Tally the lines of the listing that contain the string "title". Give the number and nothing else.
___ The data ___
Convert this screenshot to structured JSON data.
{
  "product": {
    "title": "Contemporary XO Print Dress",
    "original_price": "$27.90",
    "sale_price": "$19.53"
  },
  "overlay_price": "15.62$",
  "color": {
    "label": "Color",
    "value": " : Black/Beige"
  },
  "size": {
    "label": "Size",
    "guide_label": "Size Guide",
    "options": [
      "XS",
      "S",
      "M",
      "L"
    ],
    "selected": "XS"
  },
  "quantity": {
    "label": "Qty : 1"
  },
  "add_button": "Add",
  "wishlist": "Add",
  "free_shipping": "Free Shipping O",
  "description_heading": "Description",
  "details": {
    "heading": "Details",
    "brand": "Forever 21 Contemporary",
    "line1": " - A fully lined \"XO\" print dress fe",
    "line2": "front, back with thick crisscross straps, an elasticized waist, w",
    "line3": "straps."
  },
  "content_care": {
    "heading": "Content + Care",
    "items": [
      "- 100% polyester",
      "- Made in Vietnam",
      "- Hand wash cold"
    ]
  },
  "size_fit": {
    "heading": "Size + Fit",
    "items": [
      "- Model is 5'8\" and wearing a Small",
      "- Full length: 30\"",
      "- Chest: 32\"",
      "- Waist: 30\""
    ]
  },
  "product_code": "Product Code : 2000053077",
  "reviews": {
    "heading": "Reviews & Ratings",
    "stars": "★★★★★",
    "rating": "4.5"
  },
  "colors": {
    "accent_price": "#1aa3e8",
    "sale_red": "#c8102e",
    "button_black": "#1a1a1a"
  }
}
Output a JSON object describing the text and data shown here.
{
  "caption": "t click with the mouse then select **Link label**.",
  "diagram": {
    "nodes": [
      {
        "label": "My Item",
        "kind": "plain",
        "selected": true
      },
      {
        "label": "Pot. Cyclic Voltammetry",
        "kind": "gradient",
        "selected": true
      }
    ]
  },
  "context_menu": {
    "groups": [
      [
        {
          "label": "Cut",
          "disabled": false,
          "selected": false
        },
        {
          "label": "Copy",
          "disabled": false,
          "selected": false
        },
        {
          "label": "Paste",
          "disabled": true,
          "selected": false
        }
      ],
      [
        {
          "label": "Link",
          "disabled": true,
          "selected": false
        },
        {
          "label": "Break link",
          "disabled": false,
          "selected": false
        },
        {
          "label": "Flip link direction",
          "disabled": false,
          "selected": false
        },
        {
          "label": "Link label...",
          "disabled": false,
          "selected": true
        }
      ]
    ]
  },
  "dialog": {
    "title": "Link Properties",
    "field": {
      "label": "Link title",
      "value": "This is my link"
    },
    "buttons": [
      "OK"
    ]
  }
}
___
▶ **Solution for this task**
3